To do ▸
Provide an exact reproduction of every entry.

Input for this task ▸
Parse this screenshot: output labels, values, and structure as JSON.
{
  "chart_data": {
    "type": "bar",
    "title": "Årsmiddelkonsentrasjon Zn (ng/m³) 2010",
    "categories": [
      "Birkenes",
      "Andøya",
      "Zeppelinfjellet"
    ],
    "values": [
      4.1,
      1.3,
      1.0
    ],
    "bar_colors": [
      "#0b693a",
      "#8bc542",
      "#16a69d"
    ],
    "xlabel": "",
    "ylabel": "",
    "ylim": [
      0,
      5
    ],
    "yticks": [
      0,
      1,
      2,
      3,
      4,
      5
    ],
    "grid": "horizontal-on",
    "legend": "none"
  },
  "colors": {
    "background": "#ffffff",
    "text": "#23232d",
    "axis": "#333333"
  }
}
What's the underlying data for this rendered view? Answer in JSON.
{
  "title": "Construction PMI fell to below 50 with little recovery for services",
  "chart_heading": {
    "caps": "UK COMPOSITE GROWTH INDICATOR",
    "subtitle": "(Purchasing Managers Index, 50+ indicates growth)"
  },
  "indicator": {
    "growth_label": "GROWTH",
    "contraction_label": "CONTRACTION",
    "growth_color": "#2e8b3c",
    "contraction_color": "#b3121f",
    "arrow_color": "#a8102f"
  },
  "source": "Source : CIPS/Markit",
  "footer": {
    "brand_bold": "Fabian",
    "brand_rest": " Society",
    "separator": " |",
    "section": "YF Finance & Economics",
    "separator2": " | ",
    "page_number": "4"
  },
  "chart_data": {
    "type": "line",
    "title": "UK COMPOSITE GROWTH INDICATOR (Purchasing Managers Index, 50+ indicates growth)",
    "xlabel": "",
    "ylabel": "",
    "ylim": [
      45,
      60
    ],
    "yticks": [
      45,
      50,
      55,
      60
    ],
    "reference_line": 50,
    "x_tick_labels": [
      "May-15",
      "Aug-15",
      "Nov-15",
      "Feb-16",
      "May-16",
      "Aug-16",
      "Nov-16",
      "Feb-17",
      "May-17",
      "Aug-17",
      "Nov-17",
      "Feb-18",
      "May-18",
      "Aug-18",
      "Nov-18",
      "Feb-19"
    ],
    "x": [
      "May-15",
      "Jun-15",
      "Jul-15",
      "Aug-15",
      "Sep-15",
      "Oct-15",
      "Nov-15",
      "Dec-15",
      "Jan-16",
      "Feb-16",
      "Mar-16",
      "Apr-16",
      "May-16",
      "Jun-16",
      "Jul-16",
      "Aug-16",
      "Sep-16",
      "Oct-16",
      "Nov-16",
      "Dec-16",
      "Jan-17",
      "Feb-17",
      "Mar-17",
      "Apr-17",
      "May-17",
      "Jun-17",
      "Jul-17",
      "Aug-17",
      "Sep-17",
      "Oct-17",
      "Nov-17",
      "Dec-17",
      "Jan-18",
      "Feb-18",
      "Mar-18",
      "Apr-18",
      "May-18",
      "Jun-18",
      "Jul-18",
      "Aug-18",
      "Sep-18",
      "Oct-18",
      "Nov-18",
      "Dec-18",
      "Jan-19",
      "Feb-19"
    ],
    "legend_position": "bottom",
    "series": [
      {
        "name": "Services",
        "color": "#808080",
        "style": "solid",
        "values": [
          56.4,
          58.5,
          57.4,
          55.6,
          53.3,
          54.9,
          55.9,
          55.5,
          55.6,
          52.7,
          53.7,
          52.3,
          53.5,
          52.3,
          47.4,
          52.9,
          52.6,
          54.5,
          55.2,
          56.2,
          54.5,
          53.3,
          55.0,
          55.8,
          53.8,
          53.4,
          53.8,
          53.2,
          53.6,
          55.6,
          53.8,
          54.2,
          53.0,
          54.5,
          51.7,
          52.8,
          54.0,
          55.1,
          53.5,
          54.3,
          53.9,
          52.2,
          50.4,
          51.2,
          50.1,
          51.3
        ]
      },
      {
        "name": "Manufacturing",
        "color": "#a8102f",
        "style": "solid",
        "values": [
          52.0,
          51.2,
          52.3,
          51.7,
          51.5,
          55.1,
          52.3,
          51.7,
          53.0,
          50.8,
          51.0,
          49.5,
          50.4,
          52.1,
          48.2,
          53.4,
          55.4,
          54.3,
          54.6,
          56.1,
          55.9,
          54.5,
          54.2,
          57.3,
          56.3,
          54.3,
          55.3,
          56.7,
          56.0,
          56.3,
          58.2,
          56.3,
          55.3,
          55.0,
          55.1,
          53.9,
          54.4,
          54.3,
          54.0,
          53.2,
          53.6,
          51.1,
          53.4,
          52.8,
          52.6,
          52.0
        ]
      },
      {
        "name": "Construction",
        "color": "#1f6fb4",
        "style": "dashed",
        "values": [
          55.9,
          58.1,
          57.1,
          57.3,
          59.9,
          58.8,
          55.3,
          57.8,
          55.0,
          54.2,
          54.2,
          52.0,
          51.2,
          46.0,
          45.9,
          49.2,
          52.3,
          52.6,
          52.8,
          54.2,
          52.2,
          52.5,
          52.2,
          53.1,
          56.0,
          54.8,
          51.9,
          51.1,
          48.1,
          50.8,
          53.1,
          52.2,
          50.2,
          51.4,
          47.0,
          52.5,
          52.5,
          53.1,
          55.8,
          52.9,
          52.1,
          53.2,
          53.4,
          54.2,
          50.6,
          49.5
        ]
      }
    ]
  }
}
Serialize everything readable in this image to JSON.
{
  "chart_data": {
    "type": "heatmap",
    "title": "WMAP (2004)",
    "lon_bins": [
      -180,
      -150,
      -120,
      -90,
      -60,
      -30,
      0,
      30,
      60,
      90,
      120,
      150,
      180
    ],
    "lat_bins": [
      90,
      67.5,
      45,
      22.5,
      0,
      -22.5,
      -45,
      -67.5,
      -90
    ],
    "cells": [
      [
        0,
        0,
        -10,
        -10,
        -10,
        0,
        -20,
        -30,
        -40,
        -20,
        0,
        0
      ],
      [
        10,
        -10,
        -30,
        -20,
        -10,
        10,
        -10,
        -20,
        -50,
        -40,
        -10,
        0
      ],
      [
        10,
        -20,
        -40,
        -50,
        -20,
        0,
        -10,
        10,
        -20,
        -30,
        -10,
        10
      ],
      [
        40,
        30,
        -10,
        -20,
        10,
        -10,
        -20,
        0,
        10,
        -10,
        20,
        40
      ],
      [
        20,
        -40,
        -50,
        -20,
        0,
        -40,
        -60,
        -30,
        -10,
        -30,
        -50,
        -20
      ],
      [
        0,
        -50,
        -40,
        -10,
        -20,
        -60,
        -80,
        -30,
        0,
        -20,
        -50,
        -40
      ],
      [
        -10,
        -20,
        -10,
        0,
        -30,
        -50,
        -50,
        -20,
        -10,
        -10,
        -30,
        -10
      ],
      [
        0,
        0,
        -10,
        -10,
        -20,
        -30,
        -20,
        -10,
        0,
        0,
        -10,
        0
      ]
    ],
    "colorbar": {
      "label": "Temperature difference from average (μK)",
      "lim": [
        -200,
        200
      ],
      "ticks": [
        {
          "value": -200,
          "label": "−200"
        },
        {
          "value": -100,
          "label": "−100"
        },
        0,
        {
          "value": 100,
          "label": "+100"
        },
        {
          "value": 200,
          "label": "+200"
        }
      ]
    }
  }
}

Complete output ▸
Parse this screenshot: output labels, values, and structure as JSON.
{
  "chart_data": {
    "type": "bar",
    "title": "Årsmiddelkonsentrasjon Zn (ng/m³) 2010",
    "categories": [
      "Birkenes",
      "Andøya",
      "Zeppelinfjellet"
    ],
    "values": [
      4.1,
      1.3,
      1.0
    ],
    "bar_colors": [
      "#0b693a",
      "#8bc542",
      "#16a69d"
    ],
    "xlabel": "",
    "ylabel": "",
    "ylim": [
      0,
      5
    ],
    "yticks": [
      0,
      1,
      2,
      3,
      4,
      5
    ],
    "grid": "horizontal-on",
    "legend": "none"
  },
  "colors": {
    "background": "#ffffff",
    "text": "#23232d",
    "axis": "#333333"
  }
}
What's the underlying data for this rendered view? Answer in JSON.
{
  "title": "Construction PMI fell to below 50 with little recovery for services",
  "chart_heading": {
    "caps": "UK COMPOSITE GROWTH INDICATOR",
    "subtitle": "(Purchasing Managers Index, 50+ indicates growth)"
  },
  "indicator": {
    "growth_label": "GROWTH",
    "contraction_label": "CONTRACTION",
    "growth_color": "#2e8b3c",
    "contraction_color": "#b3121f",
    "arrow_color": "#a8102f"
  },
  "source": "Source : CIPS/Markit",
  "footer": {
    "brand_bold": "Fabian",
    "brand_rest": " Society",
    "separator": " |",
    "section": "YF Finance & Economics",
    "separator2": " | ",
    "page_number": "4"
  },
  "chart_data": {
    "type": "line",
    "title": "UK COMPOSITE GROWTH INDICATOR (Purchasing Managers Index, 50+ indicates growth)",
    "xlabel": "",
    "ylabel": "",
    "ylim": [
      45,
      60
    ],
    "yticks": [
      45,
      50,
      55,
      60
    ],
    "reference_line": 50,
    "x_tick_labels": [
      "May-15",
      "Aug-15",
      "Nov-15",
      "Feb-16",
      "May-16",
      "Aug-16",
      "Nov-16",
      "Feb-17",
      "May-17",
      "Aug-17",
      "Nov-17",
      "Feb-18",
      "May-18",
      "Aug-18",
      "Nov-18",
      "Feb-19"
    ],
    "x": [
      "May-15",
      "Jun-15",
      "Jul-15",
      "Aug-15",
      "Sep-15",
      "Oct-15",
      "Nov-15",
      "Dec-15",
      "Jan-16",
      "Feb-16",
      "Mar-16",
      "Apr-16",
      "May-16",
      "Jun-16",
      "Jul-16",
      "Aug-16",
      "Sep-16",
      "Oct-16",
      "Nov-16",
      "Dec-16",
      "Jan-17",
      "Feb-17",
      "Mar-17",
      "Apr-17",
      "May-17",
      "Jun-17",
      "Jul-17",
      "Aug-17",
      "Sep-17",
      "Oct-17",
      "Nov-17",
      "Dec-17",
      "Jan-18",
      "Feb-18",
      "Mar-18",
      "Apr-18",
      "May-18",
      "Jun-18",
      "Jul-18",
      "Aug-18",
      "Sep-18",
      "Oct-18",
      "Nov-18",
      "Dec-18",
      "Jan-19",
      "Feb-19"
    ],
    "legend_position": "bottom",
    "series": [
      {
        "name": "Services",
        "color": "#808080",
        "style": "solid",
        "values": [
          56.4,
          58.5,
          57.4,
          55.6,
          53.3,
          54.9,
          55.9,
          55.5,
          55.6,
          52.7,
          53.7,
          52.3,
          53.5,
          52.3,
          47.4,
          52.9,
          52.6,
          54.5,
          55.2,
          56.2,
          54.5,
          53.3,
          55.0,
          55.8,
          53.8,
          53.4,
          53.8,
          53.2,
          53.6,
          55.6,
          53.8,
          54.2,
          53.0,
          54.5,
          51.7,
          52.8,
          54.0,
          55.1,
          53.5,
          54.3,
          53.9,
          52.2,
          50.4,
          51.2,
          50.1,
          51.3
        ]
      },
      {
        "name": "Manufacturing",
        "color": "#a8102f",
        "style": "solid",
        "values": [
          52.0,
          51.2,
          52.3,
          51.7,
          51.5,
          55.1,
          52.3,
          51.7,
          53.0,
          50.8,
          51.0,
          49.5,
          50.4,
          52.1,
          48.2,
          53.4,
          55.4,
          54.3,
          54.6,
          56.1,
          55.9,
          54.5,
          54.2,
          57.3,
          56.3,
          54.3,
          55.3,
          56.7,
          56.0,
          56.3,
          58.2,
          56.3,
          55.3,
          55.0,
          55.1,
          53.9,
          54.4,
          54.3,
          54.0,
          53.2,
          53.6,
          51.1,
          53.4,
          52.8,
          52.6,
          52.0
        ]
      },
      {
        "name": "Construction",
        "color": "#1f6fb4",
        "style": "dashed",
        "values": [
          55.9,
          58.1,
          57.1,
          57.3,
          59.9,
          58.8,
          55.3,
          57.8,
          55.0,
          54.2,
          54.2,
          52.0,
          51.2,
          46.0,
          45.9,
          49.2,
          52.3,
          52.6,
          52.8,
          54.2,
          52.2,
          52.5,
          52.2,
          53.1,
          56.0,
          54.8,
          51.9,
          51.1,
          48.1,
          50.8,
          53.1,
          52.2,
          50.2,
          51.4,
          47.0,
          52.5,
          52.5,
          53.1,
          55.8,
          52.9,
          52.1,
          53.2,
          53.4,
          54.2,
          50.6,
          49.5
        ]
      }
    ]
  }
}
Serialize everything readable in this image to JSON.
{
  "chart_data": {
    "type": "heatmap",
    "title": "WMAP (2004)",
    "lon_bins": [
      -180,
      -150,
      -120,
      -90,
      -60,
      -30,
      0,
      30,
      60,
      90,
      120,
      150,
      180
    ],
    "lat_bins": [
      90,
      67.5,
      45,
      22.5,
      0,
      -22.5,
      -45,
      -67.5,
      -90
    ],
    "cells": [
      [
        0,
        0,
        -10,
        -10,
        -10,
        0,
        -20,
        -30,
        -40,
        -20,
        0,
        0
      ],
      [
        10,
        -10,
        -30,
        -20,
        -10,
        10,
        -10,
        -20,
        -50,
        -40,
        -10,
        0
      ],
      [
        10,
        -20,
        -40,
        -50,
        -20,
        0,
        -10,
        10,
        -20,
        -30,
        -10,
        10
      ],
      [
        40,
        30,
        -10,
        -20,
        10,
        -10,
        -20,
        0,
        10,
        -10,
        20,
        40
      ],
      [
        20,
        -40,
        -50,
        -20,
        0,
        -40,
        -60,
        -30,
        -10,
        -30,
        -50,
        -20
      ],
      [
        0,
        -50,
        -40,
        -10,
        -20,
        -60,
        -80,
        -30,
        0,
        -20,
        -50,
        -40
      ],
      [
        -10,
        -20,
        -10,
        0,
        -30,
        -50,
        -50,
        -20,
        -10,
        -10,
        -30,
        -10
      ],
      [
        0,
        0,
        -10,
        -10,
        -20,
        -30,
        -20,
        -10,
        0,
        0,
        -10,
        0
      ]
    ],
    "colorbar": {
      "label": "Temperature difference from average (μK)",
      "lim": [
        -200,
        200
      ],
      "ticks": [
        {
          "value": -200,
          "label": "−200"
        },
        {
          "value": -100,
          "label": "−100"
        },
        0,
        {
          "value": 100,
          "label": "+100"
        },
        {
          "value": 200,
          "label": "+200"
        }
      ]
    }
  }
}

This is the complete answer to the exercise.